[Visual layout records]
** START **
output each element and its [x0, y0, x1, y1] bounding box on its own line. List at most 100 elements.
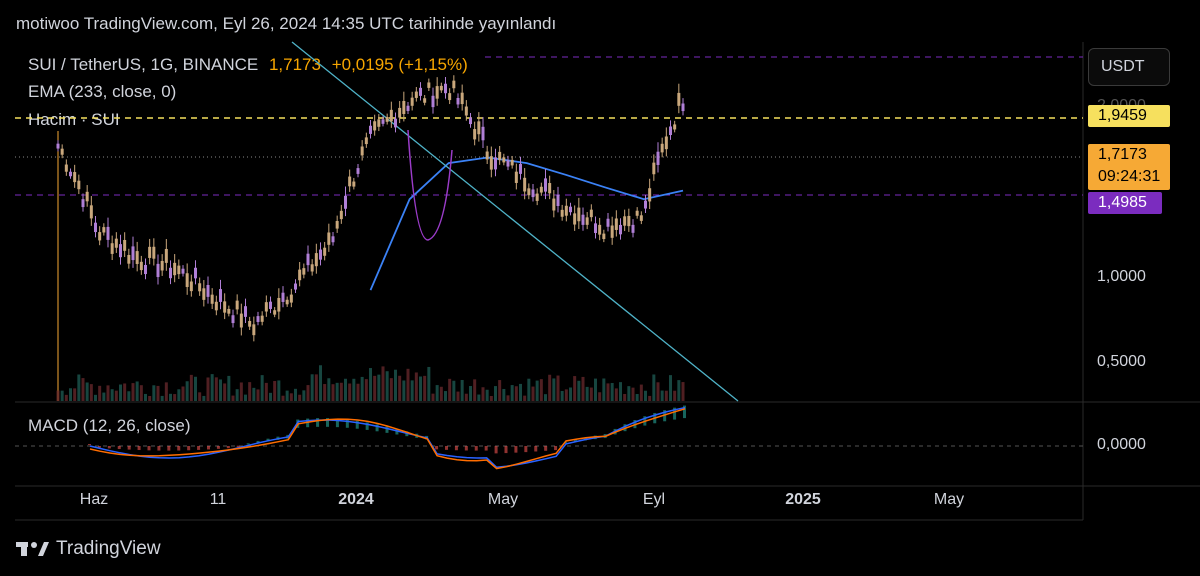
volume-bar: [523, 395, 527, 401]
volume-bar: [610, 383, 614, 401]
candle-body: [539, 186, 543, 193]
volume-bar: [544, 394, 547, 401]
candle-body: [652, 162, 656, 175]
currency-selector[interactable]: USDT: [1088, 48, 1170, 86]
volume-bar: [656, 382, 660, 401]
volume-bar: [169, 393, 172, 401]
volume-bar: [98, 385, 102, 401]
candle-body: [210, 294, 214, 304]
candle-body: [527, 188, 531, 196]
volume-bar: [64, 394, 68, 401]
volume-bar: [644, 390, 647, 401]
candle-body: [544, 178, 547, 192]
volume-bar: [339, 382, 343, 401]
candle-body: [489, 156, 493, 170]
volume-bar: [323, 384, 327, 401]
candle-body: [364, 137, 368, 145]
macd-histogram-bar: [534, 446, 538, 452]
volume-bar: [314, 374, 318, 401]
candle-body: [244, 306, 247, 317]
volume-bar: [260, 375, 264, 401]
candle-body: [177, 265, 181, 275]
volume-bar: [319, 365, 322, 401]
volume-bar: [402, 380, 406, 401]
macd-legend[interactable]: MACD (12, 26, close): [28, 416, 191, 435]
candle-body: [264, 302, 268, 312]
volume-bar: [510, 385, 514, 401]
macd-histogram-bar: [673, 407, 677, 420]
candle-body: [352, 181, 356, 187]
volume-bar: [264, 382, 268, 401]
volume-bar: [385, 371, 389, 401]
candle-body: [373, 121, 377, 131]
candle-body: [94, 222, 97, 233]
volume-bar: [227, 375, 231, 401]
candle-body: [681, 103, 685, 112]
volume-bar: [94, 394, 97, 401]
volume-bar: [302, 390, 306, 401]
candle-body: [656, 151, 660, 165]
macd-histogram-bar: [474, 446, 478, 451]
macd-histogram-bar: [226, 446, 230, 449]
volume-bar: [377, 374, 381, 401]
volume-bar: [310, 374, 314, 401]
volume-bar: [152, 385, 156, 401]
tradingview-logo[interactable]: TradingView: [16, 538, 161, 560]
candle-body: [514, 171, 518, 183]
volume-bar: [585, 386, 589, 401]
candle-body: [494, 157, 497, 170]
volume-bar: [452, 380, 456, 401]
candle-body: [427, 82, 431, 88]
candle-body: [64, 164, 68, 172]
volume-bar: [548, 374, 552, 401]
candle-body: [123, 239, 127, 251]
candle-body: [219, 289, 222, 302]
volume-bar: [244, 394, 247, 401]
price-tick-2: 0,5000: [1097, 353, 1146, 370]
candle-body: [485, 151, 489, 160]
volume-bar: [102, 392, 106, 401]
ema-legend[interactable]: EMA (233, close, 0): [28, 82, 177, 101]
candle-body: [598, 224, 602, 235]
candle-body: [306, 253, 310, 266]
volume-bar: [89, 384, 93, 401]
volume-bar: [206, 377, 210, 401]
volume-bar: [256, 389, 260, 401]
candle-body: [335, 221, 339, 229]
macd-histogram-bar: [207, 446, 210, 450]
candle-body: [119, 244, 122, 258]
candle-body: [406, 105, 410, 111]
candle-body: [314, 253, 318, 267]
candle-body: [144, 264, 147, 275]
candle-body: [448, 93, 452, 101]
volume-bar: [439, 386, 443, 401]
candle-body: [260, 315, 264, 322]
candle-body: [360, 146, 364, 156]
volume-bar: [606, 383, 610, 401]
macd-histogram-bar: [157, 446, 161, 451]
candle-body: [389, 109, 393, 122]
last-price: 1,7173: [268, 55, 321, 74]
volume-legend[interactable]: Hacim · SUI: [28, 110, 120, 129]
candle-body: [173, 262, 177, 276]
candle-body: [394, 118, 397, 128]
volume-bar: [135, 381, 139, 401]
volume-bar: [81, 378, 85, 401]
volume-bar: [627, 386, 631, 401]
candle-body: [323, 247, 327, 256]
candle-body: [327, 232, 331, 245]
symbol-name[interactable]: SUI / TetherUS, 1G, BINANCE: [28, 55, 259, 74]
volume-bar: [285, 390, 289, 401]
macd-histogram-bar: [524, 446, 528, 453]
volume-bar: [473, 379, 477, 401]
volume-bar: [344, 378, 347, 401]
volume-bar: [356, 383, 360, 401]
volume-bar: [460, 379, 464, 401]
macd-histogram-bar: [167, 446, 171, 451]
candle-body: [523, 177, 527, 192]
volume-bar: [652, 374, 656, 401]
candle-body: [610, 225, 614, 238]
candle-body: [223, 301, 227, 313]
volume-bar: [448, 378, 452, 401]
** END **
* [EXERCISE OBJECTIVE]:
Copy the rows above, from the line containing "volume-bar: [523, 395, 527, 401]" up to and including the line containing "volume-bar: [227, 375, 231, 401]".

* [CORRECT OUTPUT]:
volume-bar: [523, 395, 527, 401]
volume-bar: [610, 383, 614, 401]
candle-body: [539, 186, 543, 193]
volume-bar: [544, 394, 547, 401]
candle-body: [652, 162, 656, 175]
currency-selector[interactable]: USDT: [1088, 48, 1170, 86]
volume-bar: [656, 382, 660, 401]
volume-bar: [169, 393, 172, 401]
volume-bar: [98, 385, 102, 401]
candle-body: [210, 294, 214, 304]
candle-body: [527, 188, 531, 196]
volume-bar: [64, 394, 68, 401]
volume-bar: [644, 390, 647, 401]
candle-body: [544, 178, 547, 192]
volume-bar: [339, 382, 343, 401]
candle-body: [489, 156, 493, 170]
volume-bar: [323, 384, 327, 401]
candle-body: [364, 137, 368, 145]
macd-histogram-bar: [534, 446, 538, 452]
volume-bar: [314, 374, 318, 401]
candle-body: [244, 306, 247, 317]
volume-bar: [260, 375, 264, 401]
candle-body: [177, 265, 181, 275]
volume-bar: [319, 365, 322, 401]
volume-bar: [402, 380, 406, 401]
macd-legend[interactable]: MACD (12, 26, close): [28, 416, 191, 435]
candle-body: [264, 302, 268, 312]
volume-bar: [510, 385, 514, 401]
macd-histogram-bar: [673, 407, 677, 420]
candle-body: [352, 181, 356, 187]
volume-bar: [264, 382, 268, 401]
volume-bar: [385, 371, 389, 401]
candle-body: [373, 121, 377, 131]
candle-body: [94, 222, 97, 233]
volume-bar: [227, 375, 231, 401]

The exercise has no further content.